- _Material provided_
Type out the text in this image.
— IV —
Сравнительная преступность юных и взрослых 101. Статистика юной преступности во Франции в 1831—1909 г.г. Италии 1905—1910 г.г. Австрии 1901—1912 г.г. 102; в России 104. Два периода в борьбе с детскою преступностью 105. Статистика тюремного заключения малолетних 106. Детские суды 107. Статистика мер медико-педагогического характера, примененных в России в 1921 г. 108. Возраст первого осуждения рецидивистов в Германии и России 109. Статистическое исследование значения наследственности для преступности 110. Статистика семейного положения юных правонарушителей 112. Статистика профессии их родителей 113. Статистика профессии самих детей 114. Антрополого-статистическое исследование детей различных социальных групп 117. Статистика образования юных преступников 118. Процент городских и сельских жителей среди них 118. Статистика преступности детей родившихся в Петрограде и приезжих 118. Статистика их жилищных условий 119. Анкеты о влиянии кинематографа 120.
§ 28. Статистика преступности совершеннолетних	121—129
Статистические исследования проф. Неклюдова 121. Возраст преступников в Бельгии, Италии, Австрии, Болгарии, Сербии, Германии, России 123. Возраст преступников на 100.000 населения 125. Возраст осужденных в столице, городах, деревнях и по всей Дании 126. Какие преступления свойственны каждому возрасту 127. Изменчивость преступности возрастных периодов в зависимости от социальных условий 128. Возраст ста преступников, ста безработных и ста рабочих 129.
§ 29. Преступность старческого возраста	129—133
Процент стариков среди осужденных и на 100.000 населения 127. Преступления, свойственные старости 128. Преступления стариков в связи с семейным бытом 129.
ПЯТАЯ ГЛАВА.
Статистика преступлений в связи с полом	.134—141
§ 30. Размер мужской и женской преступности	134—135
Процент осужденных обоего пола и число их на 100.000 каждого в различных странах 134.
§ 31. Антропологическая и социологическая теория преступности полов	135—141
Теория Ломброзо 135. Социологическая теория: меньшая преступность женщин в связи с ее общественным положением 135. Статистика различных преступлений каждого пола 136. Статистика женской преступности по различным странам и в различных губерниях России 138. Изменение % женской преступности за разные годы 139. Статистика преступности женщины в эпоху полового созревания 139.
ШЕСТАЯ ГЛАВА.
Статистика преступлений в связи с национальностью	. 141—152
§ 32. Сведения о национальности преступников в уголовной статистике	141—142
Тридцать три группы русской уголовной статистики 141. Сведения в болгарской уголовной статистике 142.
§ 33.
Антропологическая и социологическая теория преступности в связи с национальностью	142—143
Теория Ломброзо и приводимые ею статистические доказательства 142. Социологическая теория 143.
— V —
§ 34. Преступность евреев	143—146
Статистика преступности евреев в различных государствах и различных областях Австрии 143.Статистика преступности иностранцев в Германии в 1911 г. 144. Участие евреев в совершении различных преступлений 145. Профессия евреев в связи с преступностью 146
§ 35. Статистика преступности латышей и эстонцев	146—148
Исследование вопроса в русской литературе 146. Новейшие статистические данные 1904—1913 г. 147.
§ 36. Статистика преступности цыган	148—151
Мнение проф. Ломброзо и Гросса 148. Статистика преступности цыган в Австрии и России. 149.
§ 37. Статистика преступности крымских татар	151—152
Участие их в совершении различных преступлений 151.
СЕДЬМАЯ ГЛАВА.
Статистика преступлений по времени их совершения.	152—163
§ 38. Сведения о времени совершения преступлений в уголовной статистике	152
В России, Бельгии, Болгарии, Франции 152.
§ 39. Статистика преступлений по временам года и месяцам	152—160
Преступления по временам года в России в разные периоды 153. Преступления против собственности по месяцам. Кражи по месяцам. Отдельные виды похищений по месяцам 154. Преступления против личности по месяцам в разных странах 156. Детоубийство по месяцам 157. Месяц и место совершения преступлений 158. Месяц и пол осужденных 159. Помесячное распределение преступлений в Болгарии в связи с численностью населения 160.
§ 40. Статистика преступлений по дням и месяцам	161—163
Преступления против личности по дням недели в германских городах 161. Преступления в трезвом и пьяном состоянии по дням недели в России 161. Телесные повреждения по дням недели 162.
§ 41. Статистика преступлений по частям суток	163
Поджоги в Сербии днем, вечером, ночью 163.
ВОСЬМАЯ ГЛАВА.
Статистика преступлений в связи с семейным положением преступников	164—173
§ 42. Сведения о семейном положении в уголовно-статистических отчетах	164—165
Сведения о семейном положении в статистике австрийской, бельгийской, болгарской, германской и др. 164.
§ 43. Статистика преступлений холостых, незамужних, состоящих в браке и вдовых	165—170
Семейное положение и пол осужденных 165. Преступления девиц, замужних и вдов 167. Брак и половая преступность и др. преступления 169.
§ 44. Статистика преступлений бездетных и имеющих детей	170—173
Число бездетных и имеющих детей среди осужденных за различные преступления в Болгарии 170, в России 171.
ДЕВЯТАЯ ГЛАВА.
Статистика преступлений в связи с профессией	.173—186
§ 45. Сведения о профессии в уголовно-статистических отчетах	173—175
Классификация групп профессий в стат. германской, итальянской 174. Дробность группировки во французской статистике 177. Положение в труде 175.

- _What to produce_
Return each entry from above without altering a single character.

- _Answer in full_
Type out the text in this image.
— IV —
Сравнительная преступность юных и взрослых 101. Статистика юной преступности во Франции в 1831—1909 г.г. Италии 1905—1910 г.г. Австрии 1901—1912 г.г. 102; в России 104. Два периода в борьбе с детскою преступностью 105. Статистика тюремного заключения малолетних 106. Детские суды 107. Статистика мер медико-педагогического характера, примененных в России в 1921 г. 108. Возраст первого осуждения рецидивистов в Германии и России 109. Статистическое исследование значения наследственности для преступности 110. Статистика семейного положения юных правонарушителей 112. Статистика профессии их родителей 113. Статистика профессии самих детей 114. Антрополого-статистическое исследование детей различных социальных групп 117. Статистика образования юных преступников 118. Процент городских и сельских жителей среди них 118. Статистика преступности детей родившихся в Петрограде и приезжих 118. Статистика их жилищных условий 119. Анкеты о влиянии кинематографа 120.
§ 28. Статистика преступности совершеннолетних	121—129
Статистические исследования проф. Неклюдова 121. Возраст преступников в Бельгии, Италии, Австрии, Болгарии, Сербии, Германии, России 123. Возраст преступников на 100.000 населения 125. Возраст осужденных в столице, городах, деревнях и по всей Дании 126. Какие преступления свойственны каждому возрасту 127. Изменчивость преступности возрастных периодов в зависимости от социальных условий 128. Возраст ста преступников, ста безработных и ста рабочих 129.
§ 29. Преступность старческого возраста	129—133
Процент стариков среди осужденных и на 100.000 населения 127. Преступления, свойственные старости 128. Преступления стариков в связи с семейным бытом 129.
ПЯТАЯ ГЛАВА.
Статистика преступлений в связи с полом	.134—141
§ 30. Размер мужской и женской преступности	134—135
Процент осужденных обоего пола и число их на 100.000 каждого в различных странах 134.
§ 31. Антропологическая и социологическая теория преступности полов	135—141
Теория Ломброзо 135. Социологическая теория: меньшая преступность женщин в связи с ее общественным положением 135. Статистика различных преступлений каждого пола 136. Статистика женской преступности по различным странам и в различных губерниях России 138. Изменение % женской преступности за разные годы 139. Статистика преступности женщины в эпоху полового созревания 139.
ШЕСТАЯ ГЛАВА.
Статистика преступлений в связи с национальностью	. 141—152
§ 32. Сведения о национальности преступников в уголовной статистике	141—142
Тридцать три группы русской уголовной статистики 141. Сведения в болгарской уголовной статистике 142.
§ 33.
Антропологическая и социологическая теория преступности в связи с национальностью	142—143
Теория Ломброзо и приводимые ею статистические доказательства 142. Социологическая теория 143.
— V —
§ 34. Преступность евреев	143—146
Статистика преступности евреев в различных государствах и различных областях Австрии 143.Статистика преступности иностранцев в Германии в 1911 г. 144. Участие евреев в совершении различных преступлений 145. Профессия евреев в связи с преступностью 146
§ 35. Статистика преступности латышей и эстонцев	146—148
Исследование вопроса в русской литературе 146. Новейшие статистические данные 1904—1913 г. 147.
§ 36. Статистика преступности цыган	148—151
Мнение проф. Ломброзо и Гросса 148. Статистика преступности цыган в Австрии и России. 149.
§ 37. Статистика преступности крымских татар	151—152
Участие их в совершении различных преступлений 151.
СЕДЬМАЯ ГЛАВА.
Статистика преступлений по времени их совершения.	152—163
§ 38. Сведения о времени совершения преступлений в уголовной статистике	152
В России, Бельгии, Болгарии, Франции 152.
§ 39. Статистика преступлений по временам года и месяцам	152—160
Преступления по временам года в России в разные периоды 153. Преступления против собственности по месяцам. Кражи по месяцам. Отдельные виды похищений по месяцам 154. Преступления против личности по месяцам в разных странах 156. Детоубийство по месяцам 157. Месяц и место совершения преступлений 158. Месяц и пол осужденных 159. Помесячное распределение преступлений в Болгарии в связи с численностью населения 160.
§ 40. Статистика преступлений по дням и месяцам	161—163
Преступления против личности по дням недели в германских городах 161. Преступления в трезвом и пьяном состоянии по дням недели в России 161. Телесные повреждения по дням недели 162.
§ 41. Статистика преступлений по частям суток	163
Поджоги в Сербии днем, вечером, ночью 163.
ВОСЬМАЯ ГЛАВА.
Статистика преступлений в связи с семейным положением преступников	164—173
§ 42. Сведения о семейном положении в уголовно-статистических отчетах	164—165
Сведения о семейном положении в статистике австрийской, бельгийской, болгарской, германской и др. 164.
§ 43. Статистика преступлений холостых, незамужних, состоящих в браке и вдовых	165—170
Семейное положение и пол осужденных 165. Преступления девиц, замужних и вдов 167. Брак и половая преступность и др. преступления 169.
§ 44. Статистика преступлений бездетных и имеющих детей	170—173
Число бездетных и имеющих детей среди осужденных за различные преступления в Болгарии 170, в России 171.
ДЕВЯТАЯ ГЛАВА.
Статистика преступлений в связи с профессией	.173—186
§ 45. Сведения о профессии в уголовно-статистических отчетах	173—175
Классификация групп профессий в стат. германской, итальянской 174. Дробность группировки во французской статистике 177. Положение в труде 175.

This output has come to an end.